Start GIVEN RECORDS
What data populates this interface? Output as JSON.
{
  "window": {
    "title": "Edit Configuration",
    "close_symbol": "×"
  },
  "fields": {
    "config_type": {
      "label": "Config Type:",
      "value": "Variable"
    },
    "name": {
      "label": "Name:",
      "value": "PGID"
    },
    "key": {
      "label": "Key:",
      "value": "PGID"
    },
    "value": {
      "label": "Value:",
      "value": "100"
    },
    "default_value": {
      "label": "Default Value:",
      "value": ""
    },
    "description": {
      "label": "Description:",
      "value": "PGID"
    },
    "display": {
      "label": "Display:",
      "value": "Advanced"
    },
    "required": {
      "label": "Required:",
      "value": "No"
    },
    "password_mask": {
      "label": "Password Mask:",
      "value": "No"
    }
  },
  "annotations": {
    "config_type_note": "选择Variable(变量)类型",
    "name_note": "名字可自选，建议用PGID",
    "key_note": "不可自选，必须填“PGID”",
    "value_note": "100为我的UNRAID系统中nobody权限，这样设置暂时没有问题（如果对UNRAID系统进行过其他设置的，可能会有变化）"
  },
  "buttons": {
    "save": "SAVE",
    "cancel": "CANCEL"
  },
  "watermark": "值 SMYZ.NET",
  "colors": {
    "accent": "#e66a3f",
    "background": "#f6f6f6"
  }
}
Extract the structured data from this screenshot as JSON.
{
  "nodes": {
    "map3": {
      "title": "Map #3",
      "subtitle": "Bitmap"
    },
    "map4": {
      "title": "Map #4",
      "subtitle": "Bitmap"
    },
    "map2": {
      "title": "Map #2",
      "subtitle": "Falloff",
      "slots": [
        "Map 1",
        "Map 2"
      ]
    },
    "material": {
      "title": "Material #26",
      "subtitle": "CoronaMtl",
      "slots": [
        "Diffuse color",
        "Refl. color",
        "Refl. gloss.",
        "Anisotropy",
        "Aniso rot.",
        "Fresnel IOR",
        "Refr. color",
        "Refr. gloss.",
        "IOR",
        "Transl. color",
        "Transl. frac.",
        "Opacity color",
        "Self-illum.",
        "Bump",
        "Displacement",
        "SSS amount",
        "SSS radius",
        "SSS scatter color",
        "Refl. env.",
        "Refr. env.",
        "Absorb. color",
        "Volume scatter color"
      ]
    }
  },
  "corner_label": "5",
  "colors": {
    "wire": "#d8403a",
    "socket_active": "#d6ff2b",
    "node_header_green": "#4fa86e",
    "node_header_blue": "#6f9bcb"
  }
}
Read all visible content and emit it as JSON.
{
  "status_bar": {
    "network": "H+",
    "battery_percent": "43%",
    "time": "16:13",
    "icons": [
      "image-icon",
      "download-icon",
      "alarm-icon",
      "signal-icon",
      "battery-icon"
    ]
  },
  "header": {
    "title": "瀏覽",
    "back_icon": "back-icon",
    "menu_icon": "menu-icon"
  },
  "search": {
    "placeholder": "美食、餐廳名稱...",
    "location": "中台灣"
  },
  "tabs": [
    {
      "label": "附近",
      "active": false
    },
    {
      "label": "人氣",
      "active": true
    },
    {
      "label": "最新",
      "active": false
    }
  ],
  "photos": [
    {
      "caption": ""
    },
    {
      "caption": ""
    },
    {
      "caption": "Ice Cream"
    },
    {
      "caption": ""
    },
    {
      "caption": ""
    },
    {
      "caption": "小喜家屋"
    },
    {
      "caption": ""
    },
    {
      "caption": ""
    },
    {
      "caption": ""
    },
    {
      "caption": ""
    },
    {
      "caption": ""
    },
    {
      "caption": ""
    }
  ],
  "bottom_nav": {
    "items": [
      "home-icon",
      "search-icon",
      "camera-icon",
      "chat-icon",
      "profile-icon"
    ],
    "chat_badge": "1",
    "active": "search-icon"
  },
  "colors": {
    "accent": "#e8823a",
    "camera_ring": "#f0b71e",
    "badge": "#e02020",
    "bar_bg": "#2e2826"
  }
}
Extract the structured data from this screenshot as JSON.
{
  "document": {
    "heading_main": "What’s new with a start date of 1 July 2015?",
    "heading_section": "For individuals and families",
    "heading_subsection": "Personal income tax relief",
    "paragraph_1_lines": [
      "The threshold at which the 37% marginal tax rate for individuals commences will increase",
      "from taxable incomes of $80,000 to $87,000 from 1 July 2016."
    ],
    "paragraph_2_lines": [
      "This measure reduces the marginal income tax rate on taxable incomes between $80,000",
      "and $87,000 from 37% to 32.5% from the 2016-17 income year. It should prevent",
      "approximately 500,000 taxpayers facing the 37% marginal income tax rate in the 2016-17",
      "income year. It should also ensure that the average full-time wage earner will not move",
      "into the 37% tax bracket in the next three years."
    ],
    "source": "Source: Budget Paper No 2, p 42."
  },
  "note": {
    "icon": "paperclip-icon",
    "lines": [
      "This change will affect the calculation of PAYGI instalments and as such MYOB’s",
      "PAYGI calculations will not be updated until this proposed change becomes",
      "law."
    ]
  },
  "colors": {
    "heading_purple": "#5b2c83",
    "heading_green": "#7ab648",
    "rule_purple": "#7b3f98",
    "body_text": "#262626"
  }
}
End GIVEN RECORDS
• _WHAT IS EXPECTED_: Find the lines holding "marginal" and list every one.

• _WORKED SOLUTION_:
      "The threshold at which the 37% marginal tax rate for individuals commences will increase",
      "This measure reduces the marginal income tax rate on taxable incomes between $80,000",
      "approximately 500,000 taxpayers facing the 37% marginal income tax rate in the 2016-17",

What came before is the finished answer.